[Required work]
Output the data exactly, with every line intact.

[Supplied data]
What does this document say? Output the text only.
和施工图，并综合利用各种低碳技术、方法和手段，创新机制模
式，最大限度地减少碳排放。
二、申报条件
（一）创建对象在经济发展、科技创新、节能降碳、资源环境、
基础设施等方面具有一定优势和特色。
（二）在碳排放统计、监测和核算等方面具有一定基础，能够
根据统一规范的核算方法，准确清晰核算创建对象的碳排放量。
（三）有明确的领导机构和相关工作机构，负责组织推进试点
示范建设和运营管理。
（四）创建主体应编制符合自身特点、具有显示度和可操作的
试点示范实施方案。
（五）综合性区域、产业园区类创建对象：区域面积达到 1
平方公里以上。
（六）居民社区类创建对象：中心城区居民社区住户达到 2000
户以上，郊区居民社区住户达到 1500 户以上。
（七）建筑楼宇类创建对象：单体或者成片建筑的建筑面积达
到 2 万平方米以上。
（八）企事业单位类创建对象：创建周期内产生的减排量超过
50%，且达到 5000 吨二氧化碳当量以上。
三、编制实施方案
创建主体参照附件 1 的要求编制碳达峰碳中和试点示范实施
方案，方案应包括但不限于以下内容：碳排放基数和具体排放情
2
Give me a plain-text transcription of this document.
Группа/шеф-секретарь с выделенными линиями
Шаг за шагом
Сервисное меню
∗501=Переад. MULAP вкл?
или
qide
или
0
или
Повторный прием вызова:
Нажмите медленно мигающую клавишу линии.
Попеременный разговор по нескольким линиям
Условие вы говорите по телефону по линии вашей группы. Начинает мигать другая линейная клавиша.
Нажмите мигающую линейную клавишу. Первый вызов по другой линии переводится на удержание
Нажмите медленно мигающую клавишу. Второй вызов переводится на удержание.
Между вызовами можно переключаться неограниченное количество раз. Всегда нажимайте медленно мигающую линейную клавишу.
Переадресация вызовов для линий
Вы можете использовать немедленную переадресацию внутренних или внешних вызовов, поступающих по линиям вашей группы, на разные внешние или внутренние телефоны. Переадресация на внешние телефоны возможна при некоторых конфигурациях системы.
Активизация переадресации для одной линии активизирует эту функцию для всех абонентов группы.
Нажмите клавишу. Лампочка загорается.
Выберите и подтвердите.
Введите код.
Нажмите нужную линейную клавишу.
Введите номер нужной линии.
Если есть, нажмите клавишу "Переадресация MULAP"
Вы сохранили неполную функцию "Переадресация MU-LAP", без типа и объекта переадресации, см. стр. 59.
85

[Completed exercise]
What does this document say? Output the text only.
和施工图，并综合利用各种低碳技术、方法和手段，创新机制模
式，最大限度地减少碳排放。
二、申报条件
（一）创建对象在经济发展、科技创新、节能降碳、资源环境、
基础设施等方面具有一定优势和特色。
（二）在碳排放统计、监测和核算等方面具有一定基础，能够
根据统一规范的核算方法，准确清晰核算创建对象的碳排放量。
（三）有明确的领导机构和相关工作机构，负责组织推进试点
示范建设和运营管理。
（四）创建主体应编制符合自身特点、具有显示度和可操作的
试点示范实施方案。
（五）综合性区域、产业园区类创建对象：区域面积达到 1
平方公里以上。
（六）居民社区类创建对象：中心城区居民社区住户达到 2000
户以上，郊区居民社区住户达到 1500 户以上。
（七）建筑楼宇类创建对象：单体或者成片建筑的建筑面积达
到 2 万平方米以上。
（八）企事业单位类创建对象：创建周期内产生的减排量超过
50%，且达到 5000 吨二氧化碳当量以上。
三、编制实施方案
创建主体参照附件 1 的要求编制碳达峰碳中和试点示范实施
方案，方案应包括但不限于以下内容：碳排放基数和具体排放情
2
Give me a plain-text transcription of this document.
Группа/шеф-секретарь с выделенными линиями
Шаг за шагом
Сервисное меню
∗501=Переад. MULAP вкл?
или
qide
или
0
или
Повторный прием вызова:
Нажмите медленно мигающую клавишу линии.
Попеременный разговор по нескольким линиям
Условие вы говорите по телефону по линии вашей группы. Начинает мигать другая линейная клавиша.
Нажмите мигающую линейную клавишу. Первый вызов по другой линии переводится на удержание
Нажмите медленно мигающую клавишу. Второй вызов переводится на удержание.
Между вызовами можно переключаться неограниченное количество раз. Всегда нажимайте медленно мигающую линейную клавишу.
Переадресация вызовов для линий
Вы можете использовать немедленную переадресацию внутренних или внешних вызовов, поступающих по линиям вашей группы, на разные внешние или внутренние телефоны. Переадресация на внешние телефоны возможна при некоторых конфигурациях системы.
Активизация переадресации для одной линии активизирует эту функцию для всех абонентов группы.
Нажмите клавишу. Лампочка загорается.
Выберите и подтвердите.
Введите код.
Нажмите нужную линейную клавишу.
Введите номер нужной линии.
Если есть, нажмите клавишу "Переадресация MULAP"
Вы сохранили неполную функцию "Переадресация MU-LAP", без типа и объекта переадресации, см. стр. 59.
85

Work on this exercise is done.